▶ **PROBLEM TO WORK ON**:
Word for word, copy out the records given below.
== RECORDS TO USE ==
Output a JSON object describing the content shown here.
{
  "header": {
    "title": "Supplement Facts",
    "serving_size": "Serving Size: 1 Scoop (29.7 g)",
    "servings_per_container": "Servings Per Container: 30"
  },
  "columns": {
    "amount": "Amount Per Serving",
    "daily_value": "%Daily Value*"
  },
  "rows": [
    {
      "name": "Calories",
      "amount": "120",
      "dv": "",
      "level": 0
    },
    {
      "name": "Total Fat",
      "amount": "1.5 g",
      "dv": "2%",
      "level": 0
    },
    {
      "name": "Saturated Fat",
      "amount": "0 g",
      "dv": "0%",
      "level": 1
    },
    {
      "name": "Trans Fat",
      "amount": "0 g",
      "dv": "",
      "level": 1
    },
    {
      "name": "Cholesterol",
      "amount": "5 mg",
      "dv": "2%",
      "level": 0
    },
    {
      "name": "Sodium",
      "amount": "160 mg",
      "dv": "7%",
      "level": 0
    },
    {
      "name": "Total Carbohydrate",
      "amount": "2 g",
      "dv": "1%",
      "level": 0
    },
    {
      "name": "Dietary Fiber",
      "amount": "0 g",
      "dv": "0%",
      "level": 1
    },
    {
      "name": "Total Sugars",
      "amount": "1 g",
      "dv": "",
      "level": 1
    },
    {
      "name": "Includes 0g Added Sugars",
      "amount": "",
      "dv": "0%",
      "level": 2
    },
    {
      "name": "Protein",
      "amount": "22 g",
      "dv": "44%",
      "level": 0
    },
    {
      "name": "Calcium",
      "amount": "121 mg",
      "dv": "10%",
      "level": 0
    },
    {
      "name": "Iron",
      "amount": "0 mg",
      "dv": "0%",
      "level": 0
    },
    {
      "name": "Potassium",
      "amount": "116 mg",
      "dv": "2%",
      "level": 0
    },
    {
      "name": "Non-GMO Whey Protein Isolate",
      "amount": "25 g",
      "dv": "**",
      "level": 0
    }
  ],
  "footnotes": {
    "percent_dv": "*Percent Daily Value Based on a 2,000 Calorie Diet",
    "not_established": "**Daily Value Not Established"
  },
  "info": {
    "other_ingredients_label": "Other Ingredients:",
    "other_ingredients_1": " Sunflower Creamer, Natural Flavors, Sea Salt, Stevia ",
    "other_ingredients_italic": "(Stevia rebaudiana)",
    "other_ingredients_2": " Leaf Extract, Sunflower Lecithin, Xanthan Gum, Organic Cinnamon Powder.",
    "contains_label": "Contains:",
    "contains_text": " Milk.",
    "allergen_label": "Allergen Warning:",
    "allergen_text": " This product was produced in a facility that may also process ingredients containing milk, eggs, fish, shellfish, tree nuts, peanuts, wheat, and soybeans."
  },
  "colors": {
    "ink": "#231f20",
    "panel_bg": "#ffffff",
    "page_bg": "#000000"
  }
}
===
▶ **ANSWER TO THIS TASK**:
Output a JSON object describing the content shown here.
{
  "header": {
    "title": "Supplement Facts",
    "serving_size": "Serving Size: 1 Scoop (29.7 g)",
    "servings_per_container": "Servings Per Container: 30"
  },
  "columns": {
    "amount": "Amount Per Serving",
    "daily_value": "%Daily Value*"
  },
  "rows": [
    {
      "name": "Calories",
      "amount": "120",
      "dv": "",
      "level": 0
    },
    {
      "name": "Total Fat",
      "amount": "1.5 g",
      "dv": "2%",
      "level": 0
    },
    {
      "name": "Saturated Fat",
      "amount": "0 g",
      "dv": "0%",
      "level": 1
    },
    {
      "name": "Trans Fat",
      "amount": "0 g",
      "dv": "",
      "level": 1
    },
    {
      "name": "Cholesterol",
      "amount": "5 mg",
      "dv": "2%",
      "level": 0
    },
    {
      "name": "Sodium",
      "amount": "160 mg",
      "dv": "7%",
      "level": 0
    },
    {
      "name": "Total Carbohydrate",
      "amount": "2 g",
      "dv": "1%",
      "level": 0
    },
    {
      "name": "Dietary Fiber",
      "amount": "0 g",
      "dv": "0%",
      "level": 1
    },
    {
      "name": "Total Sugars",
      "amount": "1 g",
      "dv": "",
      "level": 1
    },
    {
      "name": "Includes 0g Added Sugars",
      "amount": "",
      "dv": "0%",
      "level": 2
    },
    {
      "name": "Protein",
      "amount": "22 g",
      "dv": "44%",
      "level": 0
    },
    {
      "name": "Calcium",
      "amount": "121 mg",
      "dv": "10%",
      "level": 0
    },
    {
      "name": "Iron",
      "amount": "0 mg",
      "dv": "0%",
      "level": 0
    },
    {
      "name": "Potassium",
      "amount": "116 mg",
      "dv": "2%",
      "level": 0
    },
    {
      "name": "Non-GMO Whey Protein Isolate",
      "amount": "25 g",
      "dv": "**",
      "level": 0
    }
  ],
  "footnotes": {
    "percent_dv": "*Percent Daily Value Based on a 2,000 Calorie Diet",
    "not_established": "**Daily Value Not Established"
  },
  "info": {
    "other_ingredients_label": "Other Ingredients:",
    "other_ingredients_1": " Sunflower Creamer, Natural Flavors, Sea Salt, Stevia ",
    "other_ingredients_italic": "(Stevia rebaudiana)",
    "other_ingredients_2": " Leaf Extract, Sunflower Lecithin, Xanthan Gum, Organic Cinnamon Powder.",
    "contains_label": "Contains:",
    "contains_text": " Milk.",
    "allergen_label": "Allergen Warning:",
    "allergen_text": " This product was produced in a facility that may also process ingredients containing milk, eggs, fish, shellfish, tree nuts, peanuts, wheat, and soybeans."
  },
  "colors": {
    "ink": "#231f20",
    "panel_bg": "#ffffff",
    "page_bg": "#000000"
  }
}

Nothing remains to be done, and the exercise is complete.